### What to work on
Return every line of the data below that includes the string "Montcalm".

### Records provided
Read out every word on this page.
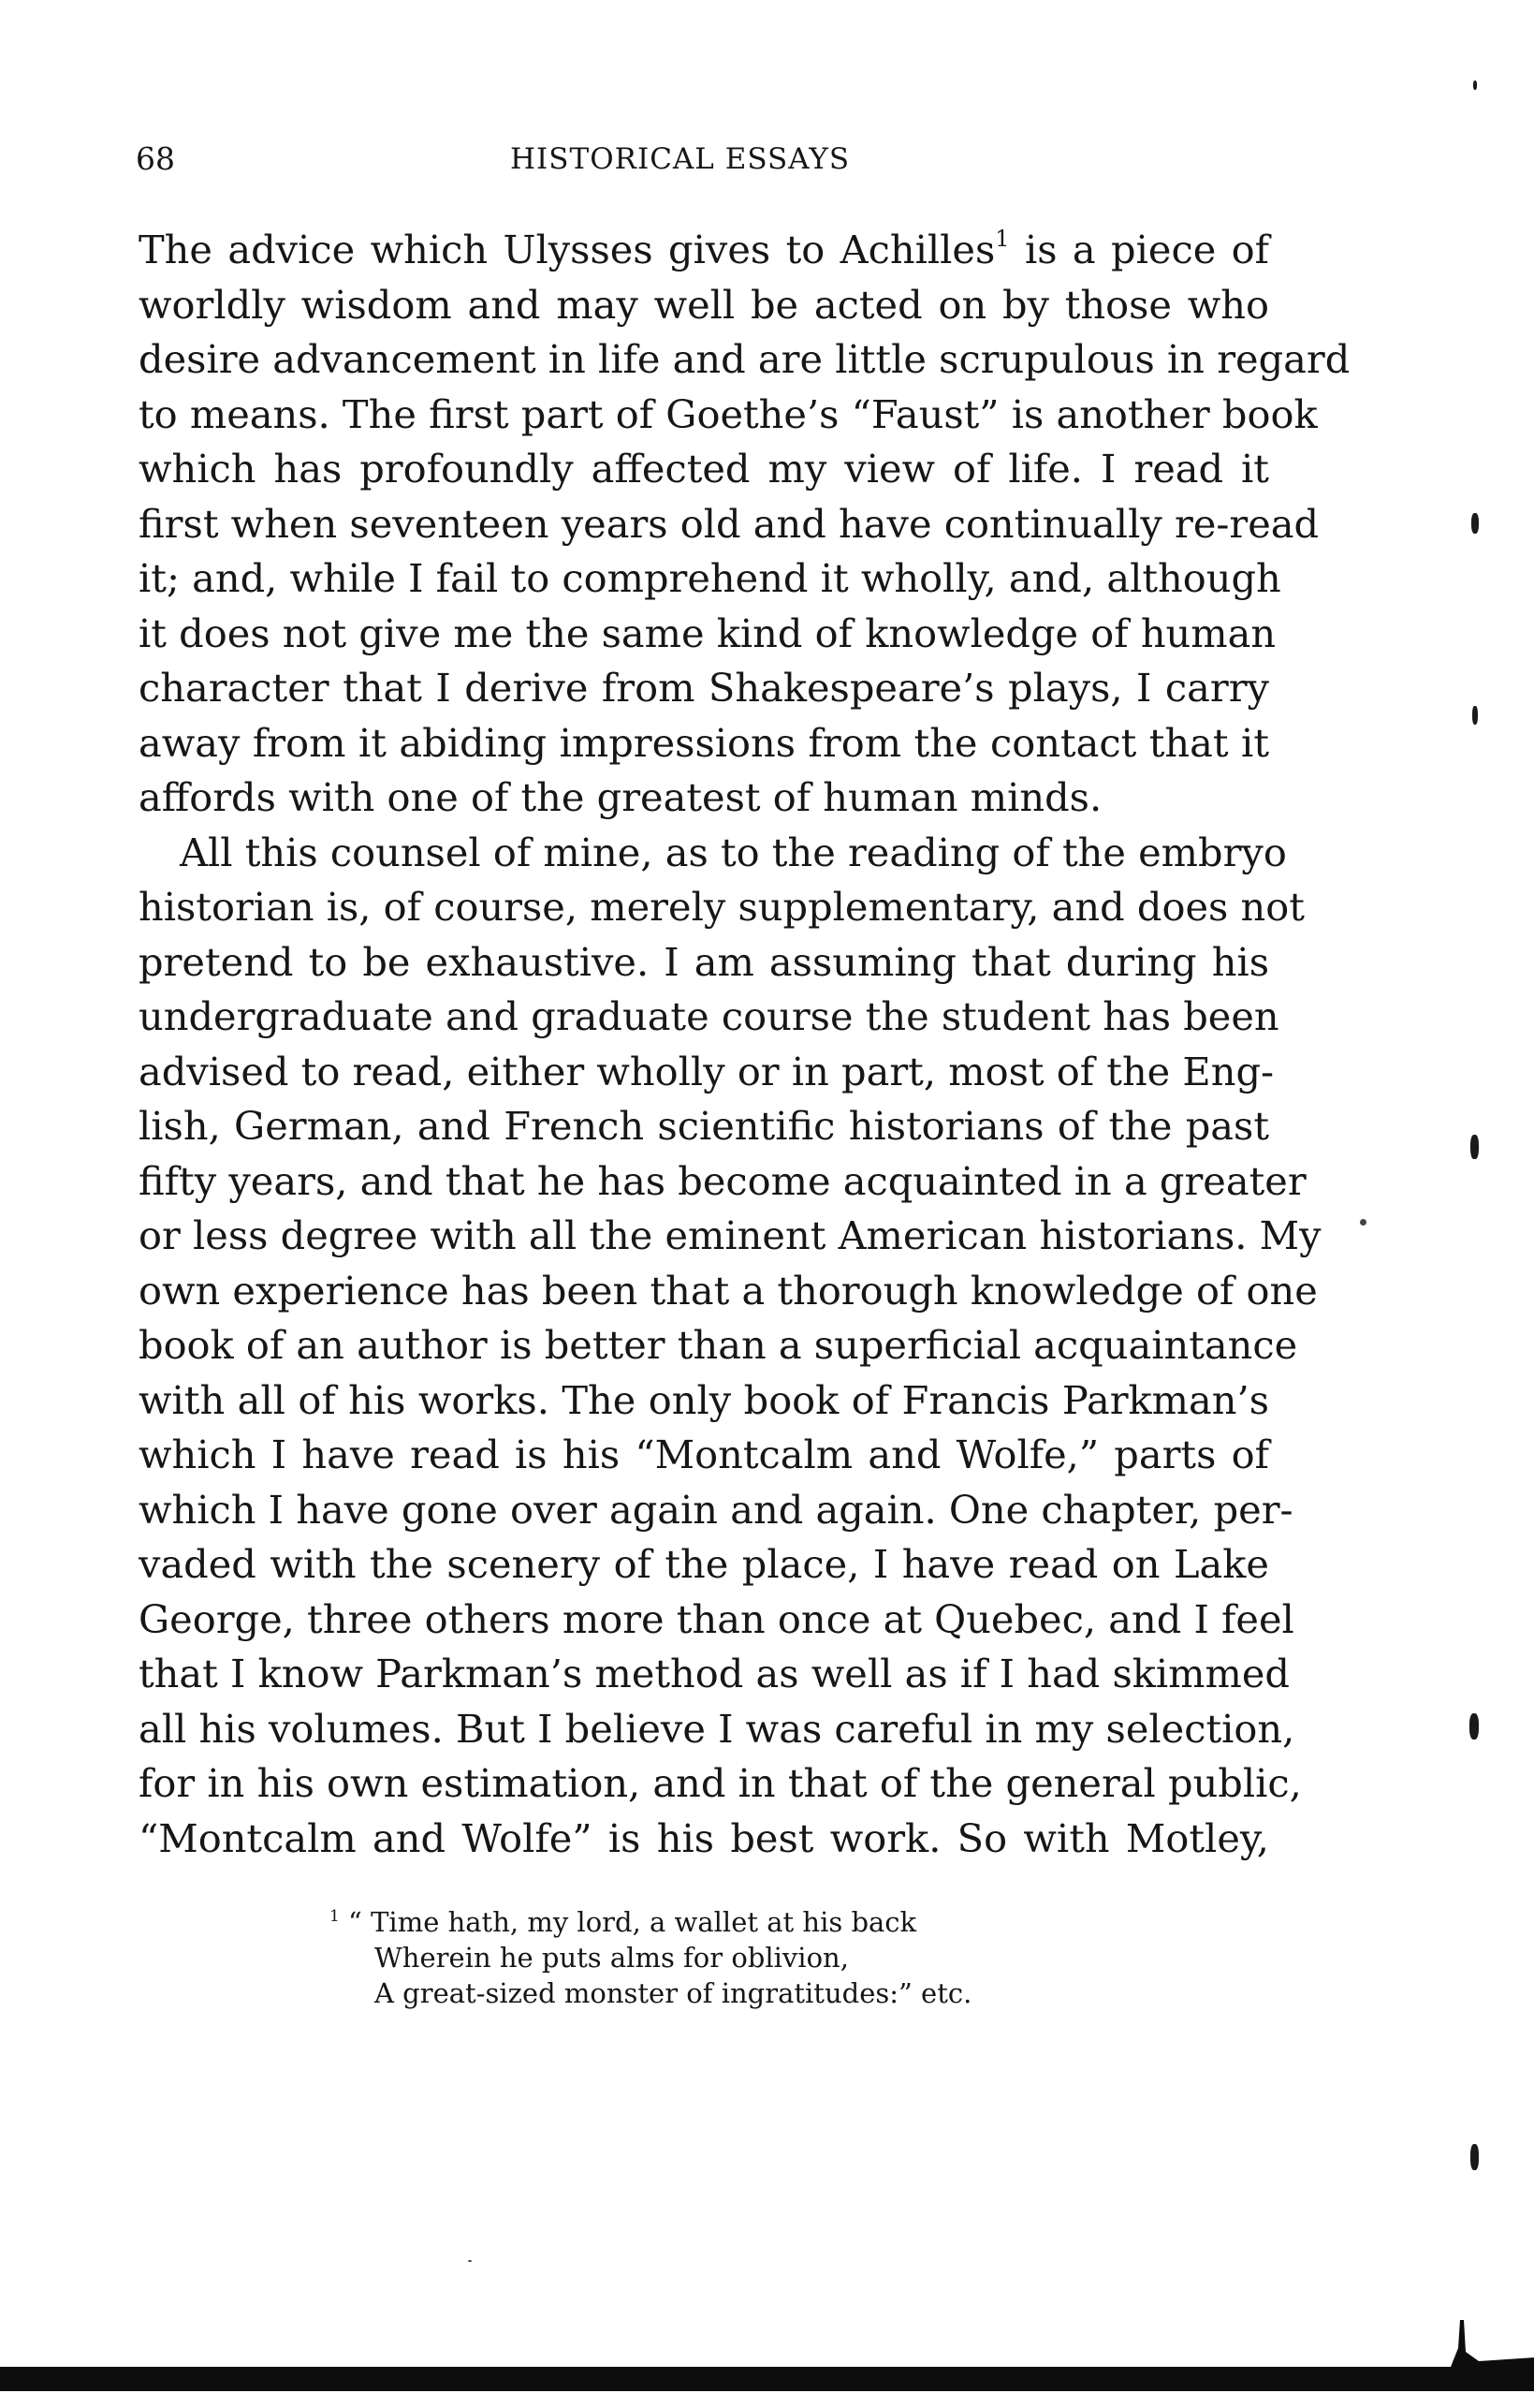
68	HISTORICAL ESSAYS
The advice which Ulysses gives to Achilles$^1$ is a piece of
worldly wisdom and may well be acted on by those who
desire advancement in life and are little scrupulous in regard
to means. The first part of Goethe’s “Faust” is another book
which has profoundly affected my view of life. I read it
first when seventeen years old and have continually re-read
it; and, while I fail to comprehend it wholly, and, although
it does not give me the same kind of knowledge of human
character that I derive from Shakespeare’s plays, I carry
away from it abiding impressions from the contact that it
affords with one of the greatest of human minds.
All this counsel of mine, as to the reading of the embryo
historian is, of course, merely supplementary, and does not
pretend to be exhaustive. I am assuming that during his
undergraduate and graduate course the student has been
advised to read, either wholly or in part, most of the Eng-
lish, German, and French scientific historians of the past
fifty years, and that he has become acquainted in a greater
or less degree with all the eminent American historians. My
own experience has been that a thorough knowledge of one
book of an author is better than a superficial acquaintance
with all of his works. The only book of Francis Parkman’s
which I have read is his “Montcalm and Wolfe,” parts of
which I have gone over again and again. One chapter, per-
vaded with the scenery of the place, I have read on Lake
George, three others more than once at Quebec, and I feel
that I know Parkman’s method as well as if I had skimmed
all his volumes. But I believe I was careful in my selection,
for in his own estimation, and in that of the general public,
“Montcalm and Wolfe” is his best work. So with Motley,
$^1$ “ Time hath, my lord, a wallet at his back
Wherein he puts alms for oblivion,
A great-sized monster of ingratitudes:” etc.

### Correct result
which I have read is his “Montcalm and Wolfe,” parts of
“Montcalm and Wolfe” is his best work. So with Motley,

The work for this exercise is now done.